Figure collection entries
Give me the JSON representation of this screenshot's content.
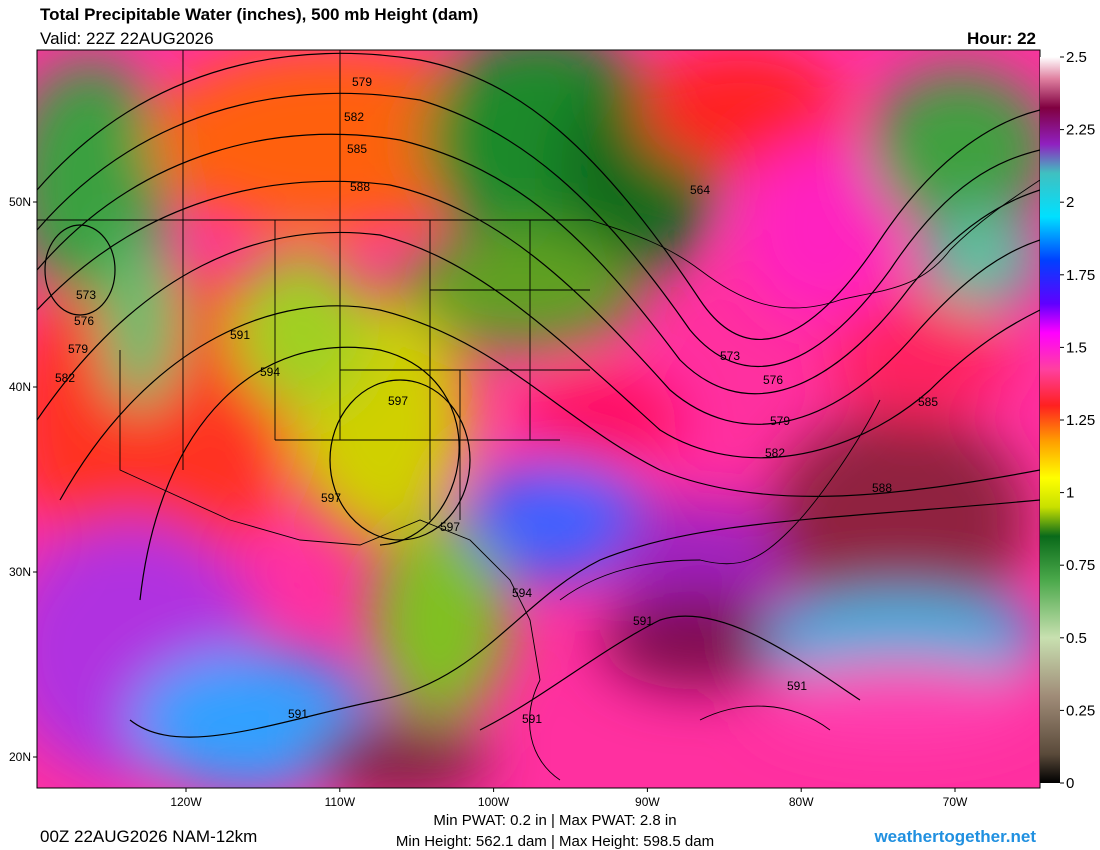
{
  "header": {
    "title": "Total Precipitable Water (inches), 500 mb Height (dam)",
    "valid": "Valid: 22Z 22AUG2026",
    "hour": "Hour: 22"
  },
  "colorbar": {
    "ticks": [
      0,
      0.25,
      0.5,
      0.75,
      1,
      1.25,
      1.5,
      1.75,
      2,
      2.25,
      2.5
    ],
    "lim": [
      0,
      2.5
    ]
  },
  "map": {
    "lat_ticks": [
      {
        "value": 50,
        "label": "50N"
      },
      {
        "value": 40,
        "label": "40N"
      },
      {
        "value": 30,
        "label": "30N"
      },
      {
        "value": 20,
        "label": "20N"
      }
    ],
    "lon_ticks": [
      {
        "value": -120,
        "label": "120W"
      },
      {
        "value": -110,
        "label": "110W"
      },
      {
        "value": -100,
        "label": "100W"
      },
      {
        "value": -90,
        "label": "90W"
      },
      {
        "value": -80,
        "label": "80W"
      },
      {
        "value": -70,
        "label": "70W"
      }
    ],
    "contour_labels": [
      579,
      582,
      585,
      588,
      564,
      573,
      576,
      579,
      582,
      591,
      594,
      597,
      597,
      597,
      573,
      576,
      579,
      582,
      585,
      588,
      594,
      591,
      591,
      591,
      591
    ]
  },
  "footer": {
    "run": "00Z 22AUG2026 NAM-12km",
    "pwat": "Min PWAT:   0.2 in | Max PWAT:   2.8 in",
    "height": "Min Height: 562.1 dam | Max Height: 598.5 dam",
    "site": "weathertogether.net"
  }
}
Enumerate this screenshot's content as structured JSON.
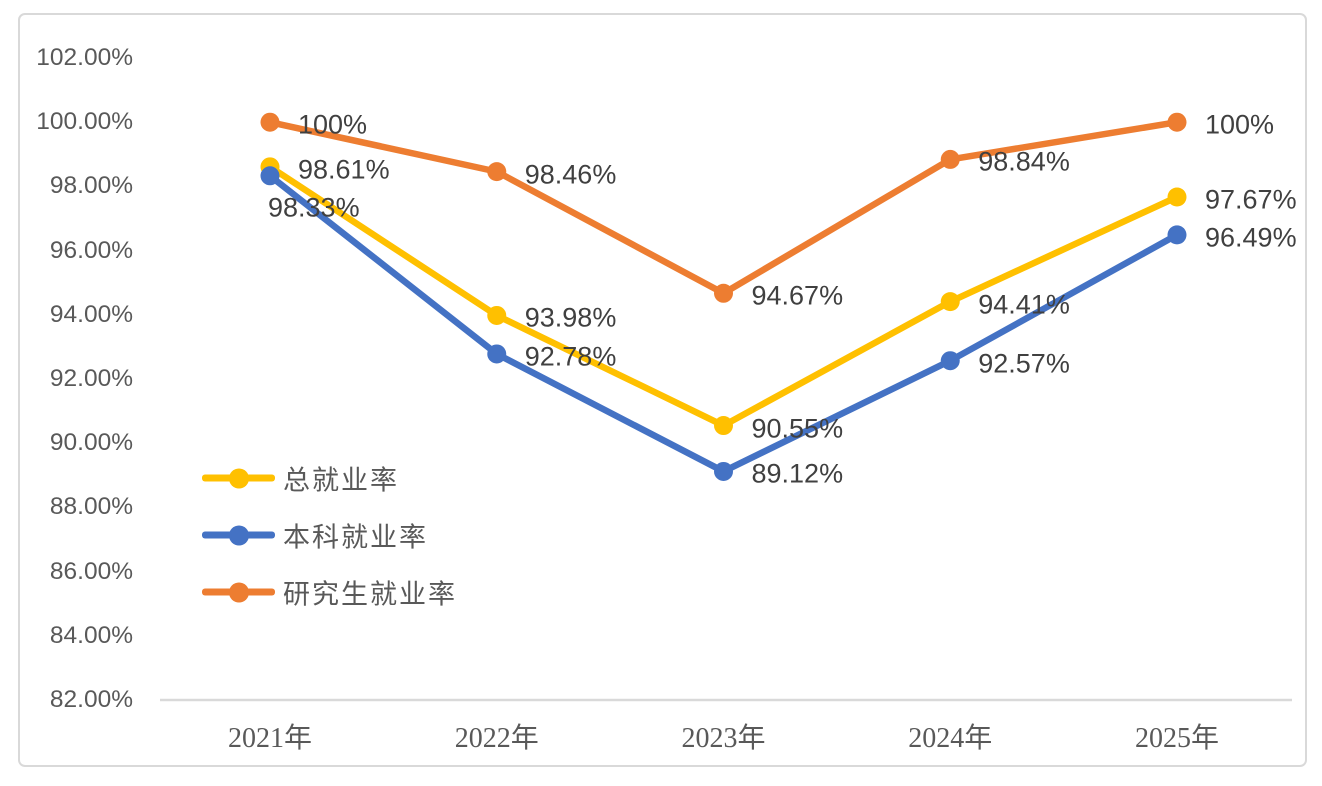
{
  "chart_data": {
    "type": "line",
    "title": "",
    "categories": [
      "2021年",
      "2022年",
      "2023年",
      "2024年",
      "2025年"
    ],
    "series": [
      {
        "name": "总就业率",
        "color": "#FFC000",
        "values": [
          98.61,
          93.98,
          90.55,
          94.41,
          97.67
        ],
        "data_labels": [
          "98.61%",
          "93.98%",
          "90.55%",
          "94.41%",
          "97.67%"
        ]
      },
      {
        "name": "本科就业率",
        "color": "#4472C4",
        "values": [
          98.33,
          92.78,
          89.12,
          92.57,
          96.49
        ],
        "data_labels": [
          "98.33%",
          "92.78%",
          "89.12%",
          "92.57%",
          "96.49%"
        ]
      },
      {
        "name": "研究生就业率",
        "color": "#ED7D31",
        "values": [
          100,
          98.46,
          94.67,
          98.84,
          100
        ],
        "data_labels": [
          "100%",
          "98.46%",
          "94.67%",
          "98.84%",
          "100%"
        ]
      }
    ],
    "y_axis": {
      "min": 82,
      "max": 102,
      "step": 2,
      "tick_labels": [
        "102.00%",
        "100.00%",
        "98.00%",
        "96.00%",
        "94.00%",
        "92.00%",
        "90.00%",
        "88.00%",
        "86.00%",
        "84.00%",
        "82.00%"
      ]
    },
    "x_axis": {
      "tick_labels": [
        "2021年",
        "2022年",
        "2023年",
        "2024年",
        "2025年"
      ]
    },
    "legend": {
      "position": "middle-left",
      "entries": [
        "总就业率",
        "本科就业率",
        "研究生就业率"
      ]
    },
    "grid": false,
    "styles": {
      "background": "#FFFFFF",
      "frame_border_color": "#D9D9D9",
      "axis_line_color": "#D9D9D9",
      "axis_text_color": "#595959",
      "data_label_color": "#404040"
    }
  }
}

- _TASK REQUIREMENTS_
Pick out every line above that contains the word "screenshot" and copy it.

- _EXERCISE RESPONSE_
Give me the JSON representation of this screenshot's content.
Enumerate this screenshot's content as structured JSON.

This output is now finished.